[Begin]
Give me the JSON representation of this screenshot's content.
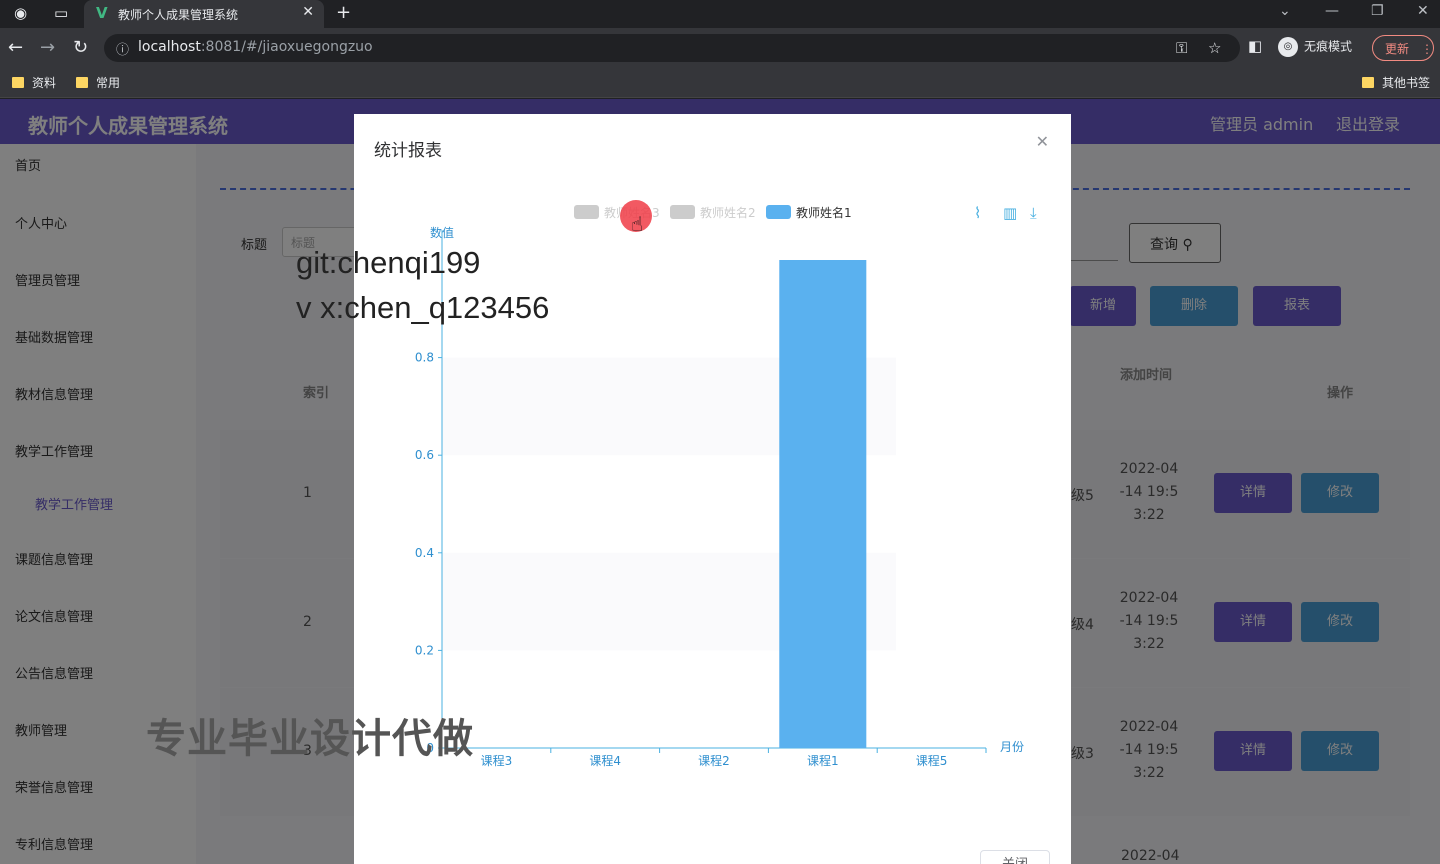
{
  "browser": {
    "tab_title": "教师个人成果管理系统",
    "url_host": "localhost",
    "url_path": ":8081/#/jiaoxuegongzuo",
    "incognito_label": "无痕模式",
    "update_label": "更新",
    "bookmarks": [
      "资料",
      "常用"
    ],
    "other_bookmarks": "其他书签"
  },
  "app": {
    "title": "教师个人成果管理系统",
    "user": "管理员 admin",
    "logout": "退出登录",
    "sidebar": [
      "首页",
      "个人中心",
      "管理员管理",
      "基础数据管理",
      "教材信息管理",
      "教学工作管理",
      "教学工作管理",
      "课题信息管理",
      "论文信息管理",
      "公告信息管理",
      "教师管理",
      "荣誉信息管理",
      "专利信息管理"
    ],
    "search_label": "标题",
    "search_placeholder": "标题",
    "query_button": "查询",
    "buttons": {
      "add": "新增",
      "delete": "删除",
      "report": "报表"
    },
    "table_headers": {
      "index": "索引",
      "added_time": "添加时间",
      "actions": "操作"
    },
    "rows": [
      {
        "index": "1",
        "partial": "级5",
        "date": [
          "2022-04",
          "-14 19:5",
          "3:22"
        ]
      },
      {
        "index": "2",
        "partial": "级4",
        "date": [
          "2022-04",
          "-14 19:5",
          "3:22"
        ]
      },
      {
        "index": "3",
        "partial": "级3",
        "date": [
          "2022-04",
          "-14 19:5",
          "3:22"
        ]
      }
    ],
    "last_row_date": "2022-04",
    "detail_label": "详情",
    "edit_label": "修改"
  },
  "modal": {
    "title": "统计报表",
    "footer_button": "关闭",
    "legend": [
      "教师姓名3",
      "教师姓名2",
      "教师姓名1"
    ]
  },
  "chart_data": {
    "type": "bar",
    "ylabel": "数值",
    "xlabel": "月份",
    "categories": [
      "课程3",
      "课程4",
      "课程2",
      "课程1",
      "课程5"
    ],
    "ylim": [
      0,
      1
    ],
    "yticks": [
      "0",
      "0.2",
      "0.4",
      "0.6",
      "0.8"
    ],
    "series": [
      {
        "name": "教师姓名3",
        "values": [
          0,
          0,
          0,
          0,
          0
        ],
        "active": false
      },
      {
        "name": "教师姓名2",
        "values": [
          0,
          0,
          0,
          0,
          0
        ],
        "active": false
      },
      {
        "name": "教师姓名1",
        "values": [
          0,
          0,
          0,
          1,
          0
        ],
        "active": true,
        "color": "#5ab1ef"
      }
    ]
  },
  "watermarks": [
    "git:chenqi199",
    "v x:chen_q123456",
    "专业毕业设计代做"
  ],
  "colors": {
    "primary": "#6a5acd",
    "info": "#4a9fd6",
    "bar": "#5ab1ef"
  }
}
[End]
Leave out the pictures and print every line of the data exactly.

Give me the JSON representation of this screenshot's content.
{
  "browser": {
    "tab_title": "教师个人成果管理系统",
    "url_host": "localhost",
    "url_path": ":8081/#/jiaoxuegongzuo",
    "incognito_label": "无痕模式",
    "update_label": "更新",
    "bookmarks": [
      "资料",
      "常用"
    ],
    "other_bookmarks": "其他书签"
  },
  "app": {
    "title": "教师个人成果管理系统",
    "user": "管理员 admin",
    "logout": "退出登录",
    "sidebar": [
      "首页",
      "个人中心",
      "管理员管理",
      "基础数据管理",
      "教材信息管理",
      "教学工作管理",
      "教学工作管理",
      "课题信息管理",
      "论文信息管理",
      "公告信息管理",
      "教师管理",
      "荣誉信息管理",
      "专利信息管理"
    ],
    "search_label": "标题",
    "search_placeholder": "标题",
    "query_button": "查询",
    "buttons": {
      "add": "新增",
      "delete": "删除",
      "report": "报表"
    },
    "table_headers": {
      "index": "索引",
      "added_time": "添加时间",
      "actions": "操作"
    },
    "rows": [
      {
        "index": "1",
        "partial": "级5",
        "date": [
          "2022-04",
          "-14 19:5",
          "3:22"
        ]
      },
      {
        "index": "2",
        "partial": "级4",
        "date": [
          "2022-04",
          "-14 19:5",
          "3:22"
        ]
      },
      {
        "index": "3",
        "partial": "级3",
        "date": [
          "2022-04",
          "-14 19:5",
          "3:22"
        ]
      }
    ],
    "last_row_date": "2022-04",
    "detail_label": "详情",
    "edit_label": "修改"
  },
  "modal": {
    "title": "统计报表",
    "footer_button": "关闭",
    "legend": [
      "教师姓名3",
      "教师姓名2",
      "教师姓名1"
    ]
  },
  "chart_data": {
    "type": "bar",
    "ylabel": "数值",
    "xlabel": "月份",
    "categories": [
      "课程3",
      "课程4",
      "课程2",
      "课程1",
      "课程5"
    ],
    "ylim": [
      0,
      1
    ],
    "yticks": [
      "0",
      "0.2",
      "0.4",
      "0.6",
      "0.8"
    ],
    "series": [
      {
        "name": "教师姓名3",
        "values": [
          0,
          0,
          0,
          0,
          0
        ],
        "active": false
      },
      {
        "name": "教师姓名2",
        "values": [
          0,
          0,
          0,
          0,
          0
        ],
        "active": false
      },
      {
        "name": "教师姓名1",
        "values": [
          0,
          0,
          0,
          1,
          0
        ],
        "active": true,
        "color": "#5ab1ef"
      }
    ]
  },
  "watermarks": [
    "git:chenqi199",
    "v x:chen_q123456",
    "专业毕业设计代做"
  ],
  "colors": {
    "primary": "#6a5acd",
    "info": "#4a9fd6",
    "bar": "#5ab1ef"
  }
}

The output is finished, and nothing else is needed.